··· Stored data

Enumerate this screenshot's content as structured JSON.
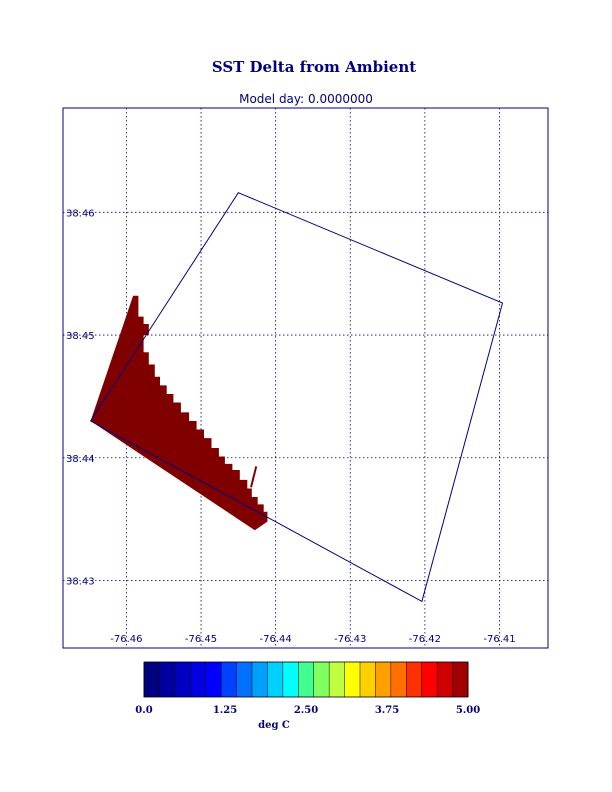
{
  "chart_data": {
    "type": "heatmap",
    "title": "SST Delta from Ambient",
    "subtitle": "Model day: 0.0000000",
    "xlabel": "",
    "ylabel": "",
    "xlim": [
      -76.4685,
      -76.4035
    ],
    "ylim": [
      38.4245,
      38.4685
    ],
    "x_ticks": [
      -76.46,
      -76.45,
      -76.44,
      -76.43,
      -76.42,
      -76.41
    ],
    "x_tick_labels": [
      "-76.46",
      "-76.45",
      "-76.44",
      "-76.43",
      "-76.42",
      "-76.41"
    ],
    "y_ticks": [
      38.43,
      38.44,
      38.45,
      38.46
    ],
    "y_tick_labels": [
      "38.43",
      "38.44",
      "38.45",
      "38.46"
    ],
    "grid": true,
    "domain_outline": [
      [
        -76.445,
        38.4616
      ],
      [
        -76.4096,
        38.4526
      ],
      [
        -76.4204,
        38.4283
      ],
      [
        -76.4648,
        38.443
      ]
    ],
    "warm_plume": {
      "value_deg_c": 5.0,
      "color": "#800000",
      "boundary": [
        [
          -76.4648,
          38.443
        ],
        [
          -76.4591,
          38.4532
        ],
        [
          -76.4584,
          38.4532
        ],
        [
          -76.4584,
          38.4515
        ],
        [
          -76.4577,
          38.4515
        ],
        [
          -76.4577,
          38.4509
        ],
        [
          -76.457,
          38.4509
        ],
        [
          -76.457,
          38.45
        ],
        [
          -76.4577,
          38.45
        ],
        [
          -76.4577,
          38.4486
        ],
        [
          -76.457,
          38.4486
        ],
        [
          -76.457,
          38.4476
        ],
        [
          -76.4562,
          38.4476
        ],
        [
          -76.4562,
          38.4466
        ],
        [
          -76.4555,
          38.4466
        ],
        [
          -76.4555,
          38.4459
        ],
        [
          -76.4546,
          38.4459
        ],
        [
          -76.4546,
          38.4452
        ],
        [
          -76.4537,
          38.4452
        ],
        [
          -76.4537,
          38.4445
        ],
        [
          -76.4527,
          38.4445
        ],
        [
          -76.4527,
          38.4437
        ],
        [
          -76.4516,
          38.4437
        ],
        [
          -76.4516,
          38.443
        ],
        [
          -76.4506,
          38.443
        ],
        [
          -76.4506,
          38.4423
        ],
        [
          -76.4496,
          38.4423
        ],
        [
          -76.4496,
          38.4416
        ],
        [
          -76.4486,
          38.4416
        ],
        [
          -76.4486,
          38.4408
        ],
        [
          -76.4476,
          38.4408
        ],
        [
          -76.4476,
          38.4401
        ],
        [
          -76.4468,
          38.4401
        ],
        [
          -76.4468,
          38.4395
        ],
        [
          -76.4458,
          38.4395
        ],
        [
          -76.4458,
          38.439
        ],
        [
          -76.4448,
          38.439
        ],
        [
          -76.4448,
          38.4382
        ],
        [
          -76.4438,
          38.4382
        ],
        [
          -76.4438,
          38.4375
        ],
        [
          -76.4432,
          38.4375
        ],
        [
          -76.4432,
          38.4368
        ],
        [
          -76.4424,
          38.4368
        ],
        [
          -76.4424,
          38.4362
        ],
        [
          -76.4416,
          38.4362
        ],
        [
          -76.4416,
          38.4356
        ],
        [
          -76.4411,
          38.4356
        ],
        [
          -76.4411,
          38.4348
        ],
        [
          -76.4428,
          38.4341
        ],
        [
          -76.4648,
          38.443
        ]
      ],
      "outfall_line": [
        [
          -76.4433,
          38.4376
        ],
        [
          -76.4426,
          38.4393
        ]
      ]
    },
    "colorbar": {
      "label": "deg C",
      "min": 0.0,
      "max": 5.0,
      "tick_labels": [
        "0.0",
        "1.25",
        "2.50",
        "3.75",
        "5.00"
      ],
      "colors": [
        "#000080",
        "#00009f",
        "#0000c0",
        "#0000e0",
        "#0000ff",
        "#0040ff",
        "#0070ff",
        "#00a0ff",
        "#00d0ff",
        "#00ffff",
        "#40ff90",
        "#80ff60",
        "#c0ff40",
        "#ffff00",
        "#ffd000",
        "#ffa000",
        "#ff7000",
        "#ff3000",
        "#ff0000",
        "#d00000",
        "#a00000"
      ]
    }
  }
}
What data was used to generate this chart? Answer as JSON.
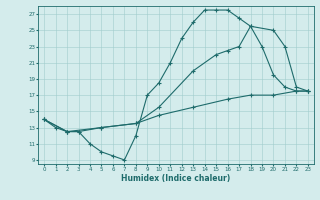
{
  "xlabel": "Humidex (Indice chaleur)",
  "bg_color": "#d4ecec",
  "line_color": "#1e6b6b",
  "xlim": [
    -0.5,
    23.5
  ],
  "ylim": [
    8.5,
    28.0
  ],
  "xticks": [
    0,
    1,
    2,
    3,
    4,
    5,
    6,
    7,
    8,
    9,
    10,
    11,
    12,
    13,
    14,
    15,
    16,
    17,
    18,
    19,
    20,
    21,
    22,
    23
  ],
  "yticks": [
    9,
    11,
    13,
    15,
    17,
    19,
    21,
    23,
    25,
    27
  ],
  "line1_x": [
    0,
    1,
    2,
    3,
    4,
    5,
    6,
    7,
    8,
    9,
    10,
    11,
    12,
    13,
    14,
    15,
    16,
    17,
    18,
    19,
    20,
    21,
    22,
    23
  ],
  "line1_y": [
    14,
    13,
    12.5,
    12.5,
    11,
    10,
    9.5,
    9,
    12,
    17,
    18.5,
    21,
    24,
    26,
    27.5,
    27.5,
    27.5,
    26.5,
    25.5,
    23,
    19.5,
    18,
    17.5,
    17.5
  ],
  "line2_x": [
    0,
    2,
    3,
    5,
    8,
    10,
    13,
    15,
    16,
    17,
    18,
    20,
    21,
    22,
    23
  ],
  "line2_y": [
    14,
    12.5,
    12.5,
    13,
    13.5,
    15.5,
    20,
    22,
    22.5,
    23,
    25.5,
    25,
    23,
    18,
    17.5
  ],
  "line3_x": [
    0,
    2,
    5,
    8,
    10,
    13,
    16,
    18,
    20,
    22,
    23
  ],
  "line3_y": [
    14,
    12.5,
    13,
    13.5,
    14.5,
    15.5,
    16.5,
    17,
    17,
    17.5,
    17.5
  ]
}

······
··· Stored data

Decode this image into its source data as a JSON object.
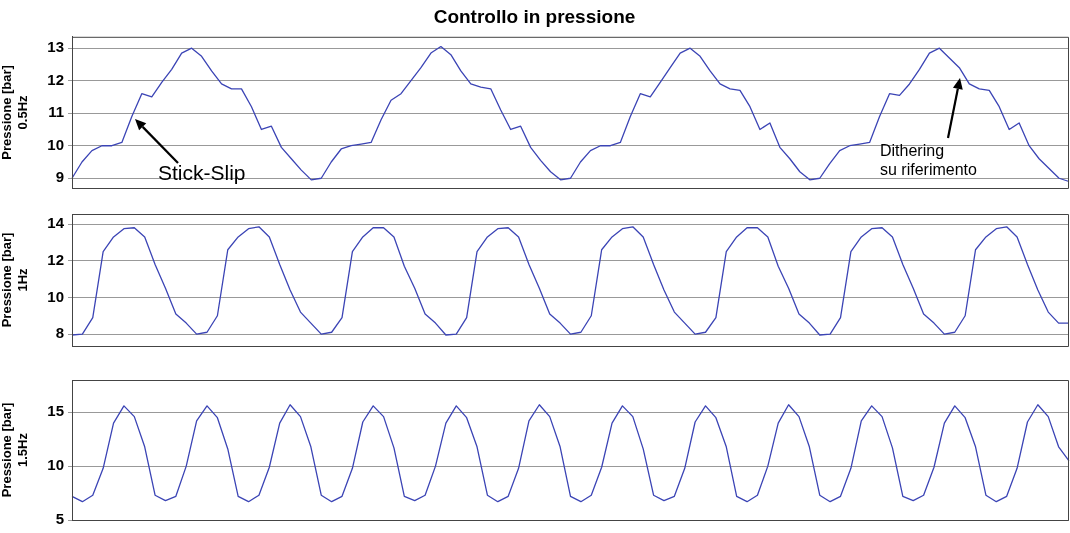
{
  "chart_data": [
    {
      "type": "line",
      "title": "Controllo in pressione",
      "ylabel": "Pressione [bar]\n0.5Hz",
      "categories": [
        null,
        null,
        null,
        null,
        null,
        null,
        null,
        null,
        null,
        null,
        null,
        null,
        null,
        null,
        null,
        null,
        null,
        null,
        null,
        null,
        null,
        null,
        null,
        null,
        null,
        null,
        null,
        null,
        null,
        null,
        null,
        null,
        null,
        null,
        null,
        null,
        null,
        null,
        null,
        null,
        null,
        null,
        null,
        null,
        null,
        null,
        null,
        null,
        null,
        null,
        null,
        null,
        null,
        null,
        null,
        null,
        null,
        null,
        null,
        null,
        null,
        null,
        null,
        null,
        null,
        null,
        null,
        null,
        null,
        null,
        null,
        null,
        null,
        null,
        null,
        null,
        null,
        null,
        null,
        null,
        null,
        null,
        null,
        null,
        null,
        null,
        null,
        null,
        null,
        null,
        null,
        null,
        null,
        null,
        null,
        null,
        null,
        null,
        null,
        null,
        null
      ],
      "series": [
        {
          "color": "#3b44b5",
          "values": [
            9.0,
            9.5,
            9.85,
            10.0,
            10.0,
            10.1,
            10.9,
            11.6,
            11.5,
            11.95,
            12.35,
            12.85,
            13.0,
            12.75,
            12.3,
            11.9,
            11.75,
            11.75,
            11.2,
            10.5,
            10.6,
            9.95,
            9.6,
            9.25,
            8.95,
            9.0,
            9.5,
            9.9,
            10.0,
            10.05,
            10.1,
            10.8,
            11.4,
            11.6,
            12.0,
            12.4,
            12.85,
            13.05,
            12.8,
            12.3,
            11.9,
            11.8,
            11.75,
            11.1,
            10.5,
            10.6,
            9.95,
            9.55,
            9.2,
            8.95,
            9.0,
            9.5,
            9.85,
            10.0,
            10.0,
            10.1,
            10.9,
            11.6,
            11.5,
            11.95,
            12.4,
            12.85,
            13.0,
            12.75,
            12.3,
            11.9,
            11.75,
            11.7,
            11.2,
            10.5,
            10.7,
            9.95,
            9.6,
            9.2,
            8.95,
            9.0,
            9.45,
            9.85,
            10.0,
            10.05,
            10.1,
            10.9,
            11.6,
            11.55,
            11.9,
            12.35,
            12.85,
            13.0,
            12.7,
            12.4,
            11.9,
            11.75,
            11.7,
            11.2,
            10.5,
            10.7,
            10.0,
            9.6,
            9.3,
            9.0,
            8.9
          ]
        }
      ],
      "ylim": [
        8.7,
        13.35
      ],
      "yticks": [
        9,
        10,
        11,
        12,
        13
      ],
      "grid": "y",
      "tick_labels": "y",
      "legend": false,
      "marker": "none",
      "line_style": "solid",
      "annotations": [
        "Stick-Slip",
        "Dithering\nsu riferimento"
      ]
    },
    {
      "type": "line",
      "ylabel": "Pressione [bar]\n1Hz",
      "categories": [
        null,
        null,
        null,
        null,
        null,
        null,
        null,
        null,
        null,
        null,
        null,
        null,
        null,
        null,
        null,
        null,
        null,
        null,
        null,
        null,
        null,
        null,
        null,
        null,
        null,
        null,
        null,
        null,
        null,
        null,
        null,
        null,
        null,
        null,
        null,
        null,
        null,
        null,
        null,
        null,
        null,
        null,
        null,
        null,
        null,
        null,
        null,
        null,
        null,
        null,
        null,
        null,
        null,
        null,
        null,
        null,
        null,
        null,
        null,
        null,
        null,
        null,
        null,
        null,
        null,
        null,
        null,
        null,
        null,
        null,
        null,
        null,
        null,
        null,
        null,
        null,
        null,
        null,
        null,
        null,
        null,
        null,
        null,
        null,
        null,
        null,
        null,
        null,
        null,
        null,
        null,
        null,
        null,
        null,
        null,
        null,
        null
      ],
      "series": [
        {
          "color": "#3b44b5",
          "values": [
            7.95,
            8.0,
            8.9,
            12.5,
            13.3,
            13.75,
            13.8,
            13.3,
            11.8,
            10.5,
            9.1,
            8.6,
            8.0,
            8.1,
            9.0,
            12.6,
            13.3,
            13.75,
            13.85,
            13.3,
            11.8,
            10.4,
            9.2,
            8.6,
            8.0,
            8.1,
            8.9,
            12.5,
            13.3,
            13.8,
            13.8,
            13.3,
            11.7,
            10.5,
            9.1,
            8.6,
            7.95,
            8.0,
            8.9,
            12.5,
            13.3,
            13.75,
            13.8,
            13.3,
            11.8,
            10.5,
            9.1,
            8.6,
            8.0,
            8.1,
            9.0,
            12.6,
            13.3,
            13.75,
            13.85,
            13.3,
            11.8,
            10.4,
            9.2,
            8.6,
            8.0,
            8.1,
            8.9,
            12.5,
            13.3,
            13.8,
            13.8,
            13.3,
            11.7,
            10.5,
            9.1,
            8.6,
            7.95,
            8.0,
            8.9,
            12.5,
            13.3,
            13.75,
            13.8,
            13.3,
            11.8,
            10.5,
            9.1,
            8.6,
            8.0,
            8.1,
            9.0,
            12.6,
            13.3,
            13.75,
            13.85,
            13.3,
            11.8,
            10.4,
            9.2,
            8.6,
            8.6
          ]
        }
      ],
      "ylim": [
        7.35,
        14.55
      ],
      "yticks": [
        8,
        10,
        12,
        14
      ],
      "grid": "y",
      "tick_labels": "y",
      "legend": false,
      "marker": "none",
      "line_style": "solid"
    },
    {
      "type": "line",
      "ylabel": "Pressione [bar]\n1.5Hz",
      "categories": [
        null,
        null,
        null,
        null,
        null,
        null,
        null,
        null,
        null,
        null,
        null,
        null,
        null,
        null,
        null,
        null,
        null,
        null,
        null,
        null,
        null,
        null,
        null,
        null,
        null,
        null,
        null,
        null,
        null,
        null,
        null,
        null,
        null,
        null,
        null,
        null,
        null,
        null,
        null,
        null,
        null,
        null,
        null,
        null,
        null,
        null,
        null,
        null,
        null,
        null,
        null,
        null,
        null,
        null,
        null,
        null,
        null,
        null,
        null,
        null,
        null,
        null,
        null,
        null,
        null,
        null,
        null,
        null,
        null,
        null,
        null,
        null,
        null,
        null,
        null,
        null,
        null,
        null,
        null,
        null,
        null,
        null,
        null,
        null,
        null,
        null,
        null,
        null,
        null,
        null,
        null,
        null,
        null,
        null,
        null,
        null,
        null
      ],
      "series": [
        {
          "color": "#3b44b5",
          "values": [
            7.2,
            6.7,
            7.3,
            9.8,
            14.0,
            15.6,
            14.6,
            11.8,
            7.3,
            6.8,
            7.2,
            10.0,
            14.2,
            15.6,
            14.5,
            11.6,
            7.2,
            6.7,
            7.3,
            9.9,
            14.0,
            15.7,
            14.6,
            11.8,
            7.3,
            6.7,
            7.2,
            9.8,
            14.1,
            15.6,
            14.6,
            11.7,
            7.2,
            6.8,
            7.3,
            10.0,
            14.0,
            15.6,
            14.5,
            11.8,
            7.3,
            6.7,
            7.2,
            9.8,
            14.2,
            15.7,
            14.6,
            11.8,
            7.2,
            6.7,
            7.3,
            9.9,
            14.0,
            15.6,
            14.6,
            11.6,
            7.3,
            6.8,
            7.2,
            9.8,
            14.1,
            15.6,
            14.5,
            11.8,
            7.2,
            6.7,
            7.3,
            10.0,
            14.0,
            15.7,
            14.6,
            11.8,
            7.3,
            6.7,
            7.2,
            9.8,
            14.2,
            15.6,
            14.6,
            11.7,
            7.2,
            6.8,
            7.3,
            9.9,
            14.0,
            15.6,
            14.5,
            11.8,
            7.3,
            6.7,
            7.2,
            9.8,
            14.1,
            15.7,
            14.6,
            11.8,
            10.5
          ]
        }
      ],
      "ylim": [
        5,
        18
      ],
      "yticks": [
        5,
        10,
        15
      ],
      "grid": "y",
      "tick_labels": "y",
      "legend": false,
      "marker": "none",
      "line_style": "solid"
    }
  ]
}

······

**Problem description**
Which lines in the data above contain "ylabel"? Show each one.

**Written solution**
    "ylabel": "",
      "ylabel": "Pressione [bar]\n0.5Hz",
      "ylabel": "Pressione [bar]\n1Hz",
      "ylabel": "Pressione [bar]\n1.5Hz",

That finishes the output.